** START Exercise material **

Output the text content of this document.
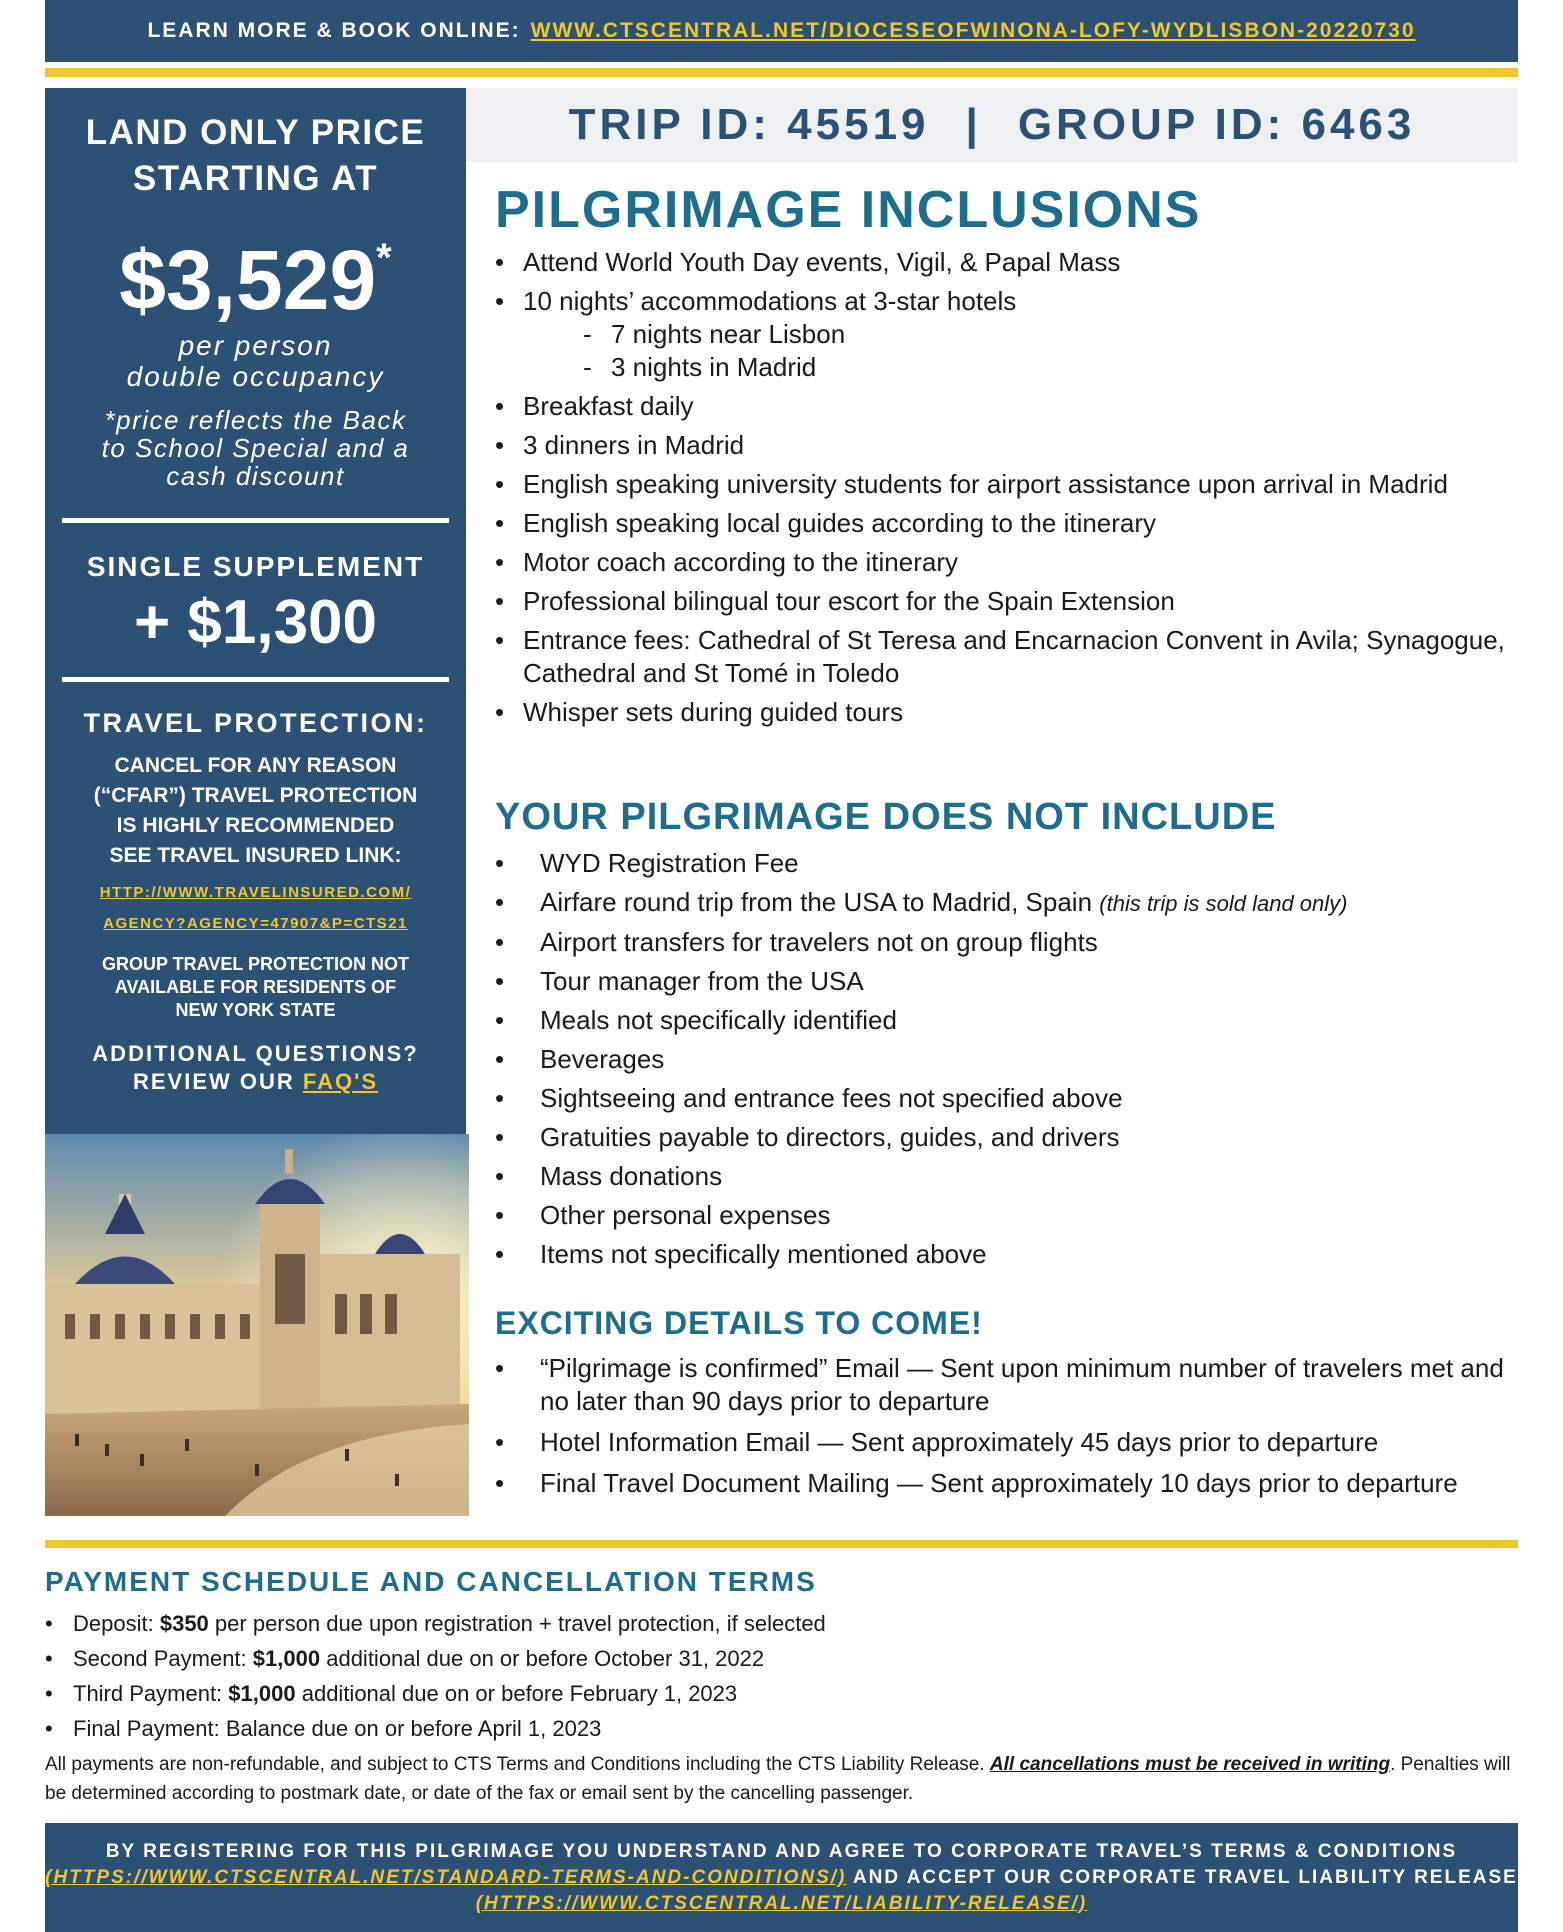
LEARN MORE & BOOK ONLINE: WWW.CTSCENTRAL.NET/DIOCESEOFWINONA-LOFY-WYDLISBON-20220730
LAND ONLY PRICE
STARTING AT
$3,529*
per person
double occupancy
*price reflects the Back
to School Special and a
cash discount
SINGLE SUPPLEMENT
+ $1,300
TRAVEL PROTECTION:
CANCEL FOR ANY REASON
(“CFAR”) TRAVEL PROTECTION
IS HIGHLY RECOMMENDED
SEE TRAVEL INSURED LINK:
HTTP://WWW.TRAVELINSURED.COM/
AGENCY?AGENCY=47907&P=CTS21
GROUP TRAVEL PROTECTION NOT
AVAILABLE FOR RESIDENTS OF
NEW YORK STATE
ADDITIONAL QUESTIONS?
REVIEW OUR FAQ'S
TRIP ID: 45519 | GROUP ID: 6463
PILGRIMAGE INCLUSIONS
• Attend World Youth Day events, Vigil, & Papal Mass
• 10 nights’ accommodations at 3-star hotels
- 7 nights near Lisbon
- 3 nights in Madrid
• Breakfast daily
• 3 dinners in Madrid
• English speaking university students for airport assistance upon arrival in Madrid
• English speaking local guides according to the itinerary
• Motor coach according to the itinerary
• Professional bilingual tour escort for the Spain Extension
• Entrance fees: Cathedral of St Teresa and Encarnacion Convent in Avila; Synagogue, Cathedral and St Tomé in Toledo
• Whisper sets during guided tours
YOUR PILGRIMAGE DOES NOT INCLUDE
• WYD Registration Fee
• Airfare round trip from the USA to Madrid, Spain (this trip is sold land only)
• Airport transfers for travelers not on group flights
• Tour manager from the USA
• Meals not specifically identified
• Beverages
• Sightseeing and entrance fees not specified above
• Gratuities payable to directors, guides, and drivers
• Mass donations
• Other personal expenses
• Items not specifically mentioned above
EXCITING DETAILS TO COME!
• “Pilgrimage is confirmed” Email — Sent upon minimum number of travelers met and no later than 90 days prior to departure
• Hotel Information Email — Sent approximately 45 days prior to departure
• Final Travel Document Mailing — Sent approximately 10 days prior to departure
PAYMENT SCHEDULE AND CANCELLATION TERMS
• Deposit: $350 per person due upon registration + travel protection, if selected
• Second Payment: $1,000 additional due on or before October 31, 2022
• Third Payment: $1,000 additional due on or before February 1, 2023
• Final Payment: Balance due on or before April 1, 2023
All payments are non-refundable, and subject to CTS Terms and Conditions including the CTS Liability Release. All cancellations must be received in writing. Penalties will be determined according to postmark date, or date of the fax or email sent by the cancelling passenger.
BY REGISTERING FOR THIS PILGRIMAGE YOU UNDERSTAND AND AGREE TO CORPORATE TRAVEL’S TERMS & CONDITIONS
(HTTPS://WWW.CTSCENTRAL.NET/STANDARD-TERMS-AND-CONDITIONS/) AND ACCEPT OUR CORPORATE TRAVEL LIABILITY RELEASE
(HTTPS://WWW.CTSCENTRAL.NET/LIABILITY-RELEASE/)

** END Exercise material **

• Aim: Tally how many lines of the data include the word "itinerary". Write the number and nothing else.

• Answer for this exercise: 2